■ The exercise
The entire listing is to be repeated verbatim.

■ Records shown
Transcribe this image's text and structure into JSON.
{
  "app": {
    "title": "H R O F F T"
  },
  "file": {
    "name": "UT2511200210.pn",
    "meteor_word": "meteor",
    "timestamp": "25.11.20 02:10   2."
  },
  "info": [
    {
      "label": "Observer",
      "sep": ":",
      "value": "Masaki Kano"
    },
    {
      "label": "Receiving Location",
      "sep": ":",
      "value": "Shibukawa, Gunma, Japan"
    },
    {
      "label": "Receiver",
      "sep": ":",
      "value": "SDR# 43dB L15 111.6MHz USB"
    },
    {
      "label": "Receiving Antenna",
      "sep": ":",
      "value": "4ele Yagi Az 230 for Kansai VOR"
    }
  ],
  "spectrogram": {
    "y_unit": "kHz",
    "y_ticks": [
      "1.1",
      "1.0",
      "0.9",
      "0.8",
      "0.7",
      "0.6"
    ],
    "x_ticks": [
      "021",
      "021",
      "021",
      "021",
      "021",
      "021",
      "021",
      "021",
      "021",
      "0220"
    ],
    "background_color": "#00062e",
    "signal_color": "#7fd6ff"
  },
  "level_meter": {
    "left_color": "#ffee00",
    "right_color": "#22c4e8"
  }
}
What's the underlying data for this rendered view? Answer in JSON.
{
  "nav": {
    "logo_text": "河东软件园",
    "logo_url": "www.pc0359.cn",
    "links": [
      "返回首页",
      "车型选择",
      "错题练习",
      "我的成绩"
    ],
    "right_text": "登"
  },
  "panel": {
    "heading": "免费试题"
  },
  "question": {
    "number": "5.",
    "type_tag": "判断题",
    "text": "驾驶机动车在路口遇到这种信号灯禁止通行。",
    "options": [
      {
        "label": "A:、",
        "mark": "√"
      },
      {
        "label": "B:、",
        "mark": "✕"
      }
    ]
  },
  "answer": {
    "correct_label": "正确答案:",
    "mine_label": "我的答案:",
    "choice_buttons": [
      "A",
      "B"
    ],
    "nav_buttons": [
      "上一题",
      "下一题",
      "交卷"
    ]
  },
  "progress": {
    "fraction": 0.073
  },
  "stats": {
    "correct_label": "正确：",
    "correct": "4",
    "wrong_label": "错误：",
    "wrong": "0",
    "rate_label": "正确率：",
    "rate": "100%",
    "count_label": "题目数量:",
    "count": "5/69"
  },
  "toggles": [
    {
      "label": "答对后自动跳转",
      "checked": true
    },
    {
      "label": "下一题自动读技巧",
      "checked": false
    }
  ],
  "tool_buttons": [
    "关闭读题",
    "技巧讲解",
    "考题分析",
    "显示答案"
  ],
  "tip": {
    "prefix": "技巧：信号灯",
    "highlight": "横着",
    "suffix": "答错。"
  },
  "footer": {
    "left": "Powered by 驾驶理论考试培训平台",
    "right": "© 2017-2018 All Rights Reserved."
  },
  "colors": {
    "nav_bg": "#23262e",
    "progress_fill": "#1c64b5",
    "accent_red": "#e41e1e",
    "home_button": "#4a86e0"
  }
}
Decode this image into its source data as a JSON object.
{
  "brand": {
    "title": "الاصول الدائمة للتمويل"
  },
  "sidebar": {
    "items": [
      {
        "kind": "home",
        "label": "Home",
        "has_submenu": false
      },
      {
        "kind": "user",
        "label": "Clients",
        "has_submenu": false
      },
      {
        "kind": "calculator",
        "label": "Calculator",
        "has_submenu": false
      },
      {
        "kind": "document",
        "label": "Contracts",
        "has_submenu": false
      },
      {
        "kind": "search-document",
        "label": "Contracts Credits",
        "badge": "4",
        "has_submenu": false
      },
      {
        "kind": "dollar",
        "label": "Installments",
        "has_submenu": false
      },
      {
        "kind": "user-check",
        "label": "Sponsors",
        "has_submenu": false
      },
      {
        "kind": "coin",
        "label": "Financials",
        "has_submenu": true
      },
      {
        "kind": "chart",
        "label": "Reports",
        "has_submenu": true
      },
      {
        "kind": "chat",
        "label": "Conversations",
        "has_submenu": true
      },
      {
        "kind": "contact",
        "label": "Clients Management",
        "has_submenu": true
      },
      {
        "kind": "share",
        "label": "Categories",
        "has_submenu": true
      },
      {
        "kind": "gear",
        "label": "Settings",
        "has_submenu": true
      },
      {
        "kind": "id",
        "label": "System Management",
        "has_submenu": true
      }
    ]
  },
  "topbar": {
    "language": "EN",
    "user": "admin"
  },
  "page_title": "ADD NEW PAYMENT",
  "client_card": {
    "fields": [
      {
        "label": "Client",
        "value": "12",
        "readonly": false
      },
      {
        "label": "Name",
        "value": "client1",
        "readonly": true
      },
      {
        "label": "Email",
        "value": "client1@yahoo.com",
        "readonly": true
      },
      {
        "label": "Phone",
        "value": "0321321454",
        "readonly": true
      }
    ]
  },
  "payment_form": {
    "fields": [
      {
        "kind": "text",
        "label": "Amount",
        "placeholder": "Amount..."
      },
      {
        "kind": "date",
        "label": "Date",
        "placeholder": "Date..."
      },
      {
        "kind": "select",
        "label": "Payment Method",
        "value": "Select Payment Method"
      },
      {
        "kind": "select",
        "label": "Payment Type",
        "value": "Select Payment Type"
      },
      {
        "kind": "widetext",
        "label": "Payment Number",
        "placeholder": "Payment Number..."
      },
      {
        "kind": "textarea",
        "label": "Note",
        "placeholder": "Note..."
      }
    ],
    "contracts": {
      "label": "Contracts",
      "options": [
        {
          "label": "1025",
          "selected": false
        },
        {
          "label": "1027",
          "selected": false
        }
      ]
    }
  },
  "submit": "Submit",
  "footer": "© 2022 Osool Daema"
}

■ Solution to the exercise
Transcribe this image's text and structure into JSON.
{
  "app": {
    "title": "H R O F F T"
  },
  "file": {
    "name": "UT2511200210.pn",
    "meteor_word": "meteor",
    "timestamp": "25.11.20 02:10   2."
  },
  "info": [
    {
      "label": "Observer",
      "sep": ":",
      "value": "Masaki Kano"
    },
    {
      "label": "Receiving Location",
      "sep": ":",
      "value": "Shibukawa, Gunma, Japan"
    },
    {
      "label": "Receiver",
      "sep": ":",
      "value": "SDR# 43dB L15 111.6MHz USB"
    },
    {
      "label": "Receiving Antenna",
      "sep": ":",
      "value": "4ele Yagi Az 230 for Kansai VOR"
    }
  ],
  "spectrogram": {
    "y_unit": "kHz",
    "y_ticks": [
      "1.1",
      "1.0",
      "0.9",
      "0.8",
      "0.7",
      "0.6"
    ],
    "x_ticks": [
      "021",
      "021",
      "021",
      "021",
      "021",
      "021",
      "021",
      "021",
      "021",
      "0220"
    ],
    "background_color": "#00062e",
    "signal_color": "#7fd6ff"
  },
  "level_meter": {
    "left_color": "#ffee00",
    "right_color": "#22c4e8"
  }
}
What's the underlying data for this rendered view? Answer in JSON.
{
  "nav": {
    "logo_text": "河东软件园",
    "logo_url": "www.pc0359.cn",
    "links": [
      "返回首页",
      "车型选择",
      "错题练习",
      "我的成绩"
    ],
    "right_text": "登"
  },
  "panel": {
    "heading": "免费试题"
  },
  "question": {
    "number": "5.",
    "type_tag": "判断题",
    "text": "驾驶机动车在路口遇到这种信号灯禁止通行。",
    "options": [
      {
        "label": "A:、",
        "mark": "√"
      },
      {
        "label": "B:、",
        "mark": "✕"
      }
    ]
  },
  "answer": {
    "correct_label": "正确答案:",
    "mine_label": "我的答案:",
    "choice_buttons": [
      "A",
      "B"
    ],
    "nav_buttons": [
      "上一题",
      "下一题",
      "交卷"
    ]
  },
  "progress": {
    "fraction": 0.073
  },
  "stats": {
    "correct_label": "正确：",
    "correct": "4",
    "wrong_label": "错误：",
    "wrong": "0",
    "rate_label": "正确率：",
    "rate": "100%",
    "count_label": "题目数量:",
    "count": "5/69"
  },
  "toggles": [
    {
      "label": "答对后自动跳转",
      "checked": true
    },
    {
      "label": "下一题自动读技巧",
      "checked": false
    }
  ],
  "tool_buttons": [
    "关闭读题",
    "技巧讲解",
    "考题分析",
    "显示答案"
  ],
  "tip": {
    "prefix": "技巧：信号灯",
    "highlight": "横着",
    "suffix": "答错。"
  },
  "footer": {
    "left": "Powered by 驾驶理论考试培训平台",
    "right": "© 2017-2018 All Rights Reserved."
  },
  "colors": {
    "nav_bg": "#23262e",
    "progress_fill": "#1c64b5",
    "accent_red": "#e41e1e",
    "home_button": "#4a86e0"
  }
}
Decode this image into its source data as a JSON object.
{
  "brand": {
    "title": "الاصول الدائمة للتمويل"
  },
  "sidebar": {
    "items": [
      {
        "kind": "home",
        "label": "Home",
        "has_submenu": false
      },
      {
        "kind": "user",
        "label": "Clients",
        "has_submenu": false
      },
      {
        "kind": "calculator",
        "label": "Calculator",
        "has_submenu": false
      },
      {
        "kind": "document",
        "label": "Contracts",
        "has_submenu": false
      },
      {
        "kind": "search-document",
        "label": "Contracts Credits",
        "badge": "4",
        "has_submenu": false
      },
      {
        "kind": "dollar",
        "label": "Installments",
        "has_submenu": false
      },
      {
        "kind": "user-check",
        "label": "Sponsors",
        "has_submenu": false
      },
      {
        "kind": "coin",
        "label": "Financials",
        "has_submenu": true
      },
      {
        "kind": "chart",
        "label": "Reports",
        "has_submenu": true
      },
      {
        "kind": "chat",
        "label": "Conversations",
        "has_submenu": true
      },
      {
        "kind": "contact",
        "label": "Clients Management",
        "has_submenu": true
      },
      {
        "kind": "share",
        "label": "Categories",
        "has_submenu": true
      },
      {
        "kind": "gear",
        "label": "Settings",
        "has_submenu": true
      },
      {
        "kind": "id",
        "label": "System Management",
        "has_submenu": true
      }
    ]
  },
  "topbar": {
    "language": "EN",
    "user": "admin"
  },
  "page_title": "ADD NEW PAYMENT",
  "client_card": {
    "fields": [
      {
        "label": "Client",
        "value": "12",
        "readonly": false
      },
      {
        "label": "Name",
        "value": "client1",
        "readonly": true
      },
      {
        "label": "Email",
        "value": "client1@yahoo.com",
        "readonly": true
      },
      {
        "label": "Phone",
        "value": "0321321454",
        "readonly": true
      }
    ]
  },
  "payment_form": {
    "fields": [
      {
        "kind": "text",
        "label": "Amount",
        "placeholder": "Amount..."
      },
      {
        "kind": "date",
        "label": "Date",
        "placeholder": "Date..."
      },
      {
        "kind": "select",
        "label": "Payment Method",
        "value": "Select Payment Method"
      },
      {
        "kind": "select",
        "label": "Payment Type",
        "value": "Select Payment Type"
      },
      {
        "kind": "widetext",
        "label": "Payment Number",
        "placeholder": "Payment Number..."
      },
      {
        "kind": "textarea",
        "label": "Note",
        "placeholder": "Note..."
      }
    ],
    "contracts": {
      "label": "Contracts",
      "options": [
        {
          "label": "1025",
          "selected": false
        },
        {
          "label": "1027",
          "selected": false
        }
      ]
    }
  },
  "submit": "Submit",
  "footer": "© 2022 Osool Daema"
}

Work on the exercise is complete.